= REQUIRED WORK =
Compute the number of lines that include the string "structure", then output that number and nothing else.
━━━━━━━━━━
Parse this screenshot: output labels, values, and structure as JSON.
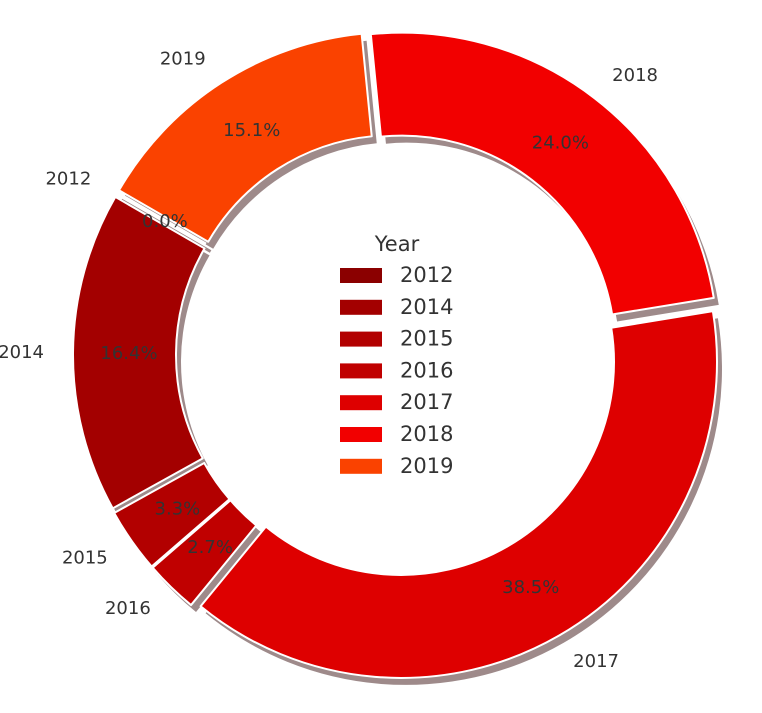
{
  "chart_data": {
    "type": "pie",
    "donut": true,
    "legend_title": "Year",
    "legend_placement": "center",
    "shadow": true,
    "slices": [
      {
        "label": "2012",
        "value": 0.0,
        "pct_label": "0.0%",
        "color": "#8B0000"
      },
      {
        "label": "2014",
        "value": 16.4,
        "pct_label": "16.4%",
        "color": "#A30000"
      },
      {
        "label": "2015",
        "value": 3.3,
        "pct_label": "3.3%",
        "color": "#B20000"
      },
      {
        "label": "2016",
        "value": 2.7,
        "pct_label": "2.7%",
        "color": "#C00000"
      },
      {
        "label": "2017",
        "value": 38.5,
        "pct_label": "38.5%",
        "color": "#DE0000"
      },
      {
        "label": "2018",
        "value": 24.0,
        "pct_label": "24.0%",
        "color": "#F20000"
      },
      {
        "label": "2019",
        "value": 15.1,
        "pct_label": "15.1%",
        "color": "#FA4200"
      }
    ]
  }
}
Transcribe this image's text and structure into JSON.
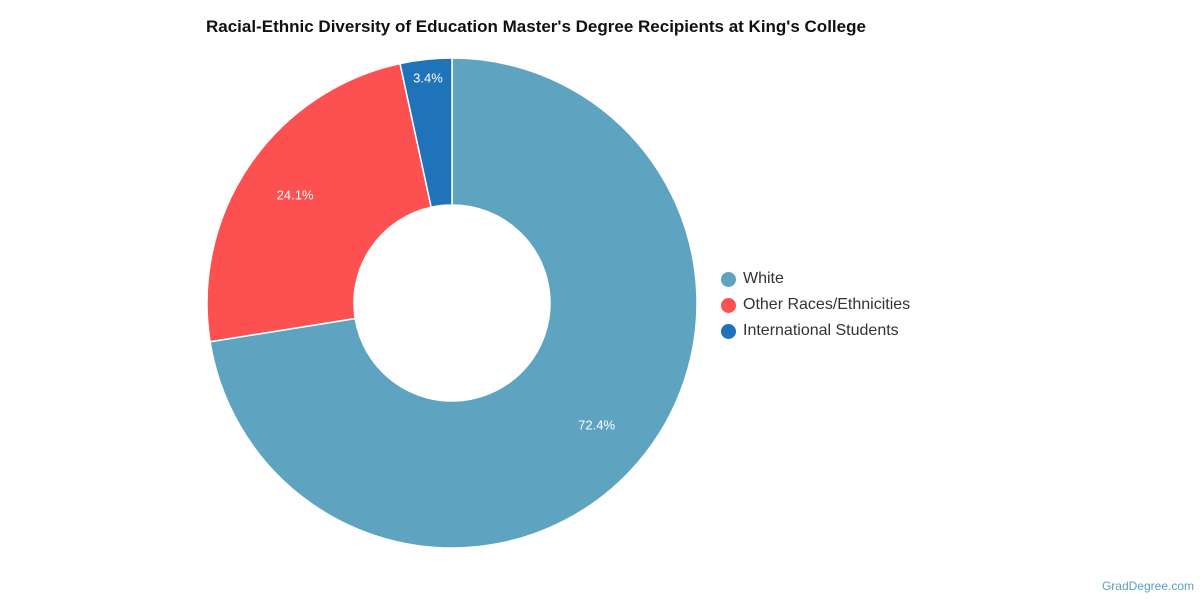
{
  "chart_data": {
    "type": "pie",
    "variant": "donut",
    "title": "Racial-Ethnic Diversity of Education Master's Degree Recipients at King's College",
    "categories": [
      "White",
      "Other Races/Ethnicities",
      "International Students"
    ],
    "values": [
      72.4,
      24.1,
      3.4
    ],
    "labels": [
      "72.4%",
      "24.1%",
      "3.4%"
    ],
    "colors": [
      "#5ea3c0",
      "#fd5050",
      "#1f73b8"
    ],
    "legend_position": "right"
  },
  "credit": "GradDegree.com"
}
━━━━━━━━━━
= OUTPUT FOR THIS TASK =
2